What is asked:
Copy the listing word for word, starting at its first line and ending with the line that contains "x-tick-label: zo: [495, 472, 513, 491]", including that line.

* BEGIN *

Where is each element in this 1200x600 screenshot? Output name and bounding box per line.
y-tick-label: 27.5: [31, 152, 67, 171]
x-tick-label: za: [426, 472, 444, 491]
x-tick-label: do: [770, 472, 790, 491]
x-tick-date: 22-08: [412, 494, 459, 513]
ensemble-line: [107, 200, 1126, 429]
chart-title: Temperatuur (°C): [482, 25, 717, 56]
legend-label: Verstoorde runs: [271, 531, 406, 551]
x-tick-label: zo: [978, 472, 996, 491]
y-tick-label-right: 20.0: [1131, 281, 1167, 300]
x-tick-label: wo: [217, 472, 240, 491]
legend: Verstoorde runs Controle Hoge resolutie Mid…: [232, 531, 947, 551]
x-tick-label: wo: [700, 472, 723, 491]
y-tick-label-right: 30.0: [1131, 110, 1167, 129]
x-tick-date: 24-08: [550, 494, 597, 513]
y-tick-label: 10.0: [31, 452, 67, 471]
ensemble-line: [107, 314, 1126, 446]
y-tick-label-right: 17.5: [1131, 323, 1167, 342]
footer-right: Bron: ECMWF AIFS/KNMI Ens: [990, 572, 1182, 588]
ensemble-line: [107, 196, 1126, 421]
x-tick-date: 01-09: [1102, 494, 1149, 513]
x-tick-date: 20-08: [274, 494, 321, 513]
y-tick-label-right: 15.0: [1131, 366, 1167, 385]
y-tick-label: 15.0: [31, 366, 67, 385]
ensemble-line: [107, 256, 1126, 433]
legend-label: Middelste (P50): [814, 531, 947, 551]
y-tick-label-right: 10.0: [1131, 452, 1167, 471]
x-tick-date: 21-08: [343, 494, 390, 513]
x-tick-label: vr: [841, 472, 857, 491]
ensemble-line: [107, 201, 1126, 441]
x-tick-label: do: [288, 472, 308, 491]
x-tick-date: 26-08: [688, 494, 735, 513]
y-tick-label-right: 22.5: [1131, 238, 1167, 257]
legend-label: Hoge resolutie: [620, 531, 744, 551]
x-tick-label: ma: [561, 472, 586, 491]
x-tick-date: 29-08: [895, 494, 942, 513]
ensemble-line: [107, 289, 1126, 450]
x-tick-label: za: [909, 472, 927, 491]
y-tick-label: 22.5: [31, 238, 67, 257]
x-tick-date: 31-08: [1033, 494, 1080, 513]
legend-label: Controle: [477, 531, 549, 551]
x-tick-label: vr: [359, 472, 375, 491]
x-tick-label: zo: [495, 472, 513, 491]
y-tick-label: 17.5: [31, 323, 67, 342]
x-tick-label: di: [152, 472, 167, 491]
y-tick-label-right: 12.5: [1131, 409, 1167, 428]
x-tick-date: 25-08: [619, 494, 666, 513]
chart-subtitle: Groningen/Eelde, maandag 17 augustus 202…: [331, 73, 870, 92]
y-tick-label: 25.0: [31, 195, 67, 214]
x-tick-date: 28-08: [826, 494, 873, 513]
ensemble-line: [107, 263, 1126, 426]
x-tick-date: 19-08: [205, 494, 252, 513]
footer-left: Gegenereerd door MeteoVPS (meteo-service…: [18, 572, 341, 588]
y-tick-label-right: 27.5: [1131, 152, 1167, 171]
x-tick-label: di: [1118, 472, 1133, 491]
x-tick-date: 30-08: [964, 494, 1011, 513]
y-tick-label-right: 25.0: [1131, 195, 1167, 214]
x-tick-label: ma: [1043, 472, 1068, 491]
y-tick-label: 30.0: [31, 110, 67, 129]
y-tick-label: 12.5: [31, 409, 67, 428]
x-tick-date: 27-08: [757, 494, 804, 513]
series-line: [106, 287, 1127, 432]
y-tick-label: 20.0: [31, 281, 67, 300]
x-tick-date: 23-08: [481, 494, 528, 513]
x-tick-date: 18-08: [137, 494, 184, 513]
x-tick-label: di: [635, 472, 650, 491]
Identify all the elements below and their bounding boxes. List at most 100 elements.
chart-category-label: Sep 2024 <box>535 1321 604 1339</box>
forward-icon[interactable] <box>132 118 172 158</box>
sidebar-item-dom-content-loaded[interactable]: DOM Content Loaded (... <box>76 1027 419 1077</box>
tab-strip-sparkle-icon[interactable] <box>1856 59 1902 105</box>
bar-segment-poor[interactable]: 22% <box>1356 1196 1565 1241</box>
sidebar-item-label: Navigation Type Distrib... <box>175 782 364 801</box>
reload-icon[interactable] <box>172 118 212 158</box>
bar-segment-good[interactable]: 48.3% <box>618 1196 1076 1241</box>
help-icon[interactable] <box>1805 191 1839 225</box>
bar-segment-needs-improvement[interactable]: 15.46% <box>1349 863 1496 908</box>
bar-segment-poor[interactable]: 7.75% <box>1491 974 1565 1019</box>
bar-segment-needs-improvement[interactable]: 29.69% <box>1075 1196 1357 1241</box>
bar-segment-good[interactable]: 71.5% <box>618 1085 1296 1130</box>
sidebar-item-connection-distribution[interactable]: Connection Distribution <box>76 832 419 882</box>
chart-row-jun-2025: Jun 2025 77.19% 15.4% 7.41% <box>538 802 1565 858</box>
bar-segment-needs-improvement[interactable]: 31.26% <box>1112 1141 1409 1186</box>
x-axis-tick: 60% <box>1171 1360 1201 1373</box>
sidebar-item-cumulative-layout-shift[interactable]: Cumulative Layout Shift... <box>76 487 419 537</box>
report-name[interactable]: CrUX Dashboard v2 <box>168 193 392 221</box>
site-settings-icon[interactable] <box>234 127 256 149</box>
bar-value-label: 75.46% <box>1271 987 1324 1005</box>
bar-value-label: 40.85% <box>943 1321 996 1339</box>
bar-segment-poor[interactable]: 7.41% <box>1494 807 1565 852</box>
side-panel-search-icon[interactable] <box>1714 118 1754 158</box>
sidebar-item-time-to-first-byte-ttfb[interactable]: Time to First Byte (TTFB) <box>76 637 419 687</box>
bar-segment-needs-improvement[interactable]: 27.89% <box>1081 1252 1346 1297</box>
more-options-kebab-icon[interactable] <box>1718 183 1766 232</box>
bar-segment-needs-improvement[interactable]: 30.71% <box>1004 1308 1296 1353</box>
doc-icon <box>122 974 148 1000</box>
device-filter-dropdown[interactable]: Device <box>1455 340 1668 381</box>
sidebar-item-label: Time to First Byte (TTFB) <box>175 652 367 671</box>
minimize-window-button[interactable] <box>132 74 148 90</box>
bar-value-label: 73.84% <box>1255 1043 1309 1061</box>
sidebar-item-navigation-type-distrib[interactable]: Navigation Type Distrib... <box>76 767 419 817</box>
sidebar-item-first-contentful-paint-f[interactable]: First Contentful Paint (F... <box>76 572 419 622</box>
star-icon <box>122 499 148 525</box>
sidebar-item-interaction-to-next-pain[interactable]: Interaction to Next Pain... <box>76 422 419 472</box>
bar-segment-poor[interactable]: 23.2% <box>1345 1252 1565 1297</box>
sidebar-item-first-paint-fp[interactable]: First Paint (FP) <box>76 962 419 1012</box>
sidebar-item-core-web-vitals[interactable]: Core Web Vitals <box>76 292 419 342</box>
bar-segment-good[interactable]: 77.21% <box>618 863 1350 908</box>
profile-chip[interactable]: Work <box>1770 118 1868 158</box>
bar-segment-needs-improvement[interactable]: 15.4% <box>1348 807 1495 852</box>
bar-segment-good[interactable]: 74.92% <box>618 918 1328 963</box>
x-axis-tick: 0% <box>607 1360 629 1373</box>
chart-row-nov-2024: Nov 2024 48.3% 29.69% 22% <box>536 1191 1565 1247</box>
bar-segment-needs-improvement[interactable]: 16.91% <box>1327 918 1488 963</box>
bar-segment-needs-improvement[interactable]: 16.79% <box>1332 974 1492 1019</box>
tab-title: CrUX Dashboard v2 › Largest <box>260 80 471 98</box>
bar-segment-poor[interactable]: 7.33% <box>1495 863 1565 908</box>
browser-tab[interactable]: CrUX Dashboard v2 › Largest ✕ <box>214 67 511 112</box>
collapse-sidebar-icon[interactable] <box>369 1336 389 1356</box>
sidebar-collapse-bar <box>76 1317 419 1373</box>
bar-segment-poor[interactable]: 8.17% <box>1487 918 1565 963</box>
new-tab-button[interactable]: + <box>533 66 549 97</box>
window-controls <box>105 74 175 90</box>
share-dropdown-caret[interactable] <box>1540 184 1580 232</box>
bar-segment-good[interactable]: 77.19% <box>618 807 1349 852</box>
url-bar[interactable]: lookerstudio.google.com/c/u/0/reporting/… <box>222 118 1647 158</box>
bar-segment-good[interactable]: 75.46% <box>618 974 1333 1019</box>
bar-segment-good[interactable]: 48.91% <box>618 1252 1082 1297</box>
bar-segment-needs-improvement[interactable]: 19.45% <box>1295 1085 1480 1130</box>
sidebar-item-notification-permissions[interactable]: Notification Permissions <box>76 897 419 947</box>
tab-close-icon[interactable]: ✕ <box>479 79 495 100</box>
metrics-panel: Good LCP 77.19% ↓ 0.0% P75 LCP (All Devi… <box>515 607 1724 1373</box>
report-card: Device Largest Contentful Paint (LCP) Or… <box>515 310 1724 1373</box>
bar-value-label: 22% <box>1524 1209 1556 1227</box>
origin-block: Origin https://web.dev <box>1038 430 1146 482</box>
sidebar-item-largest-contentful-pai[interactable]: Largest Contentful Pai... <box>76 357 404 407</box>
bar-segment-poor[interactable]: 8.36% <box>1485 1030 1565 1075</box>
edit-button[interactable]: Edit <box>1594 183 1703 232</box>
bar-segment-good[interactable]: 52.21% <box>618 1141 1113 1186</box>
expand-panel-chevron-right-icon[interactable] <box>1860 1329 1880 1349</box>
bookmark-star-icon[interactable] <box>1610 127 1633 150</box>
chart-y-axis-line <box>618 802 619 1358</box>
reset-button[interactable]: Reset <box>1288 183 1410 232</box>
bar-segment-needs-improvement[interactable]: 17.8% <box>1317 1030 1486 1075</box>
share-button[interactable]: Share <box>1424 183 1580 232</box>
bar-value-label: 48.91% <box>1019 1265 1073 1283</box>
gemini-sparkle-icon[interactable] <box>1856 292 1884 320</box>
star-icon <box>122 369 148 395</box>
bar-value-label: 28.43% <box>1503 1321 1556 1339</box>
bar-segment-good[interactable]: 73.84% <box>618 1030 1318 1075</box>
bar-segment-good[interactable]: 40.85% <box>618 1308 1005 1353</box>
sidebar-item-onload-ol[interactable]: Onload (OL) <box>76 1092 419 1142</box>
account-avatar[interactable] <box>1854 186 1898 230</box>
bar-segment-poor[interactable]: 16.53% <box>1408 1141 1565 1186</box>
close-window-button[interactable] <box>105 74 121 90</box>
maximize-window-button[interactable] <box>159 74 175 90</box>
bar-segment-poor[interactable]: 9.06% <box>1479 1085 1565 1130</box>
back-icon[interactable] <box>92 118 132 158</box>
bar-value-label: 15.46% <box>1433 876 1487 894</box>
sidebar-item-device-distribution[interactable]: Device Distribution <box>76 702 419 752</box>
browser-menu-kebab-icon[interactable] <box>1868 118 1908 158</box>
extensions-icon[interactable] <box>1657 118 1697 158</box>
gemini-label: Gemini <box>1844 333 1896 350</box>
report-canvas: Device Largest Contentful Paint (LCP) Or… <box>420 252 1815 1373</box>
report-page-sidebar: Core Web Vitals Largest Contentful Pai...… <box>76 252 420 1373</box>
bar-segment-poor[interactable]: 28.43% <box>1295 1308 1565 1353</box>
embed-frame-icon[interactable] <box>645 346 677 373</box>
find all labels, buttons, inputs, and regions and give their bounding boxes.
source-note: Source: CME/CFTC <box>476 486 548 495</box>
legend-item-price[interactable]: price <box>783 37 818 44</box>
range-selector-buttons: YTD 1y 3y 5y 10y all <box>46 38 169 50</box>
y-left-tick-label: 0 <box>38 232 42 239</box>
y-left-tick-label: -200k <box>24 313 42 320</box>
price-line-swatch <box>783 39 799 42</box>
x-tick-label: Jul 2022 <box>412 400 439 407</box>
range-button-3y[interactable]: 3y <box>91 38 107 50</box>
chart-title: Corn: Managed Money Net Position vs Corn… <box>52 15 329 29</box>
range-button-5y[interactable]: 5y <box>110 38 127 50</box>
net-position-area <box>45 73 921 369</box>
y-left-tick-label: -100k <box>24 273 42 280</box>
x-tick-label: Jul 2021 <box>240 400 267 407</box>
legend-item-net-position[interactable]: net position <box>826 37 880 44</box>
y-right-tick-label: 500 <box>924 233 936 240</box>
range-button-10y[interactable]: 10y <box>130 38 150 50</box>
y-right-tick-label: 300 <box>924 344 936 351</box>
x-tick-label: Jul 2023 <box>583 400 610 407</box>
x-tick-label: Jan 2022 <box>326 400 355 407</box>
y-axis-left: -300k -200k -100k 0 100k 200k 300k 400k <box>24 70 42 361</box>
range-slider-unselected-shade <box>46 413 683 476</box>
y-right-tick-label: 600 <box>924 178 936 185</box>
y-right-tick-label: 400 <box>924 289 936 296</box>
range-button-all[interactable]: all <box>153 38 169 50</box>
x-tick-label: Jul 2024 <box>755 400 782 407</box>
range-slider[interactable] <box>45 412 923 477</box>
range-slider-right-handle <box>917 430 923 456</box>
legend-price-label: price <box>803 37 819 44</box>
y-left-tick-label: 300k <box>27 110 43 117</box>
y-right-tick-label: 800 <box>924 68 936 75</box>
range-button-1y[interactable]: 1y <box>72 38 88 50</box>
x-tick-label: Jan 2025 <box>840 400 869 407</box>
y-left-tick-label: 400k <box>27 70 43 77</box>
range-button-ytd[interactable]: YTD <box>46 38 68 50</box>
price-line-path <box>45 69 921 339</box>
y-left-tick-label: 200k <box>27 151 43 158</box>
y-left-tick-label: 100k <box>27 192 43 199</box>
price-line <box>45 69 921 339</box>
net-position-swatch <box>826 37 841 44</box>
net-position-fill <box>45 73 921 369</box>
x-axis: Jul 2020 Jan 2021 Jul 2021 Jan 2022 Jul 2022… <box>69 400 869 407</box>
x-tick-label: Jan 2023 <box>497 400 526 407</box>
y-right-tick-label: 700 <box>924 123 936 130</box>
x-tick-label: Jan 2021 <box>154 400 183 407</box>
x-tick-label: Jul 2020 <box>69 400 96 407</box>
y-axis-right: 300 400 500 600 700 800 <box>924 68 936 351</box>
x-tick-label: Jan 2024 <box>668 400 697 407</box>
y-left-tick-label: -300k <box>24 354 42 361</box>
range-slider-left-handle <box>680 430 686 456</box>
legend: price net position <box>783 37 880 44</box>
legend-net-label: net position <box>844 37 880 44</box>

* END *

The solution:
Where is each element in this 1200x600 screenshot? Output name and bounding box per line.
y-tick-label: 27.5: [31, 152, 67, 171]
x-tick-label: za: [426, 472, 444, 491]
x-tick-label: do: [770, 472, 790, 491]
x-tick-date: 22-08: [412, 494, 459, 513]
ensemble-line: [107, 200, 1126, 429]
chart-title: Temperatuur (°C): [482, 25, 717, 56]
legend-label: Verstoorde runs: [271, 531, 406, 551]
x-tick-label: zo: [978, 472, 996, 491]
y-tick-label-right: 20.0: [1131, 281, 1167, 300]
x-tick-label: wo: [217, 472, 240, 491]
legend: Verstoorde runs Controle Hoge resolutie Mid…: [232, 531, 947, 551]
x-tick-label: wo: [700, 472, 723, 491]
y-tick-label-right: 30.0: [1131, 110, 1167, 129]
x-tick-date: 24-08: [550, 494, 597, 513]
y-tick-label: 10.0: [31, 452, 67, 471]
ensemble-line: [107, 314, 1126, 446]
y-tick-label-right: 17.5: [1131, 323, 1167, 342]
footer-right: Bron: ECMWF AIFS/KNMI Ens: [990, 572, 1182, 588]
ensemble-line: [107, 196, 1126, 421]
x-tick-date: 01-09: [1102, 494, 1149, 513]
x-tick-date: 20-08: [274, 494, 321, 513]
y-tick-label-right: 15.0: [1131, 366, 1167, 385]
y-tick-label: 15.0: [31, 366, 67, 385]
ensemble-line: [107, 256, 1126, 433]
legend-label: Middelste (P50): [814, 531, 947, 551]
y-tick-label-right: 10.0: [1131, 452, 1167, 471]
x-tick-date: 21-08: [343, 494, 390, 513]
x-tick-label: vr: [841, 472, 857, 491]
ensemble-line: [107, 201, 1126, 441]
x-tick-label: do: [288, 472, 308, 491]
x-tick-date: 26-08: [688, 494, 735, 513]
y-tick-label-right: 22.5: [1131, 238, 1167, 257]
legend-label: Hoge resolutie: [620, 531, 744, 551]
x-tick-label: ma: [561, 472, 586, 491]
x-tick-date: 29-08: [895, 494, 942, 513]
ensemble-line: [107, 289, 1126, 450]
x-tick-label: za: [909, 472, 927, 491]
y-tick-label: 22.5: [31, 238, 67, 257]
x-tick-date: 31-08: [1033, 494, 1080, 513]
legend-label: Controle: [477, 531, 549, 551]
x-tick-label: vr: [359, 472, 375, 491]
x-tick-label: zo: [495, 472, 513, 491]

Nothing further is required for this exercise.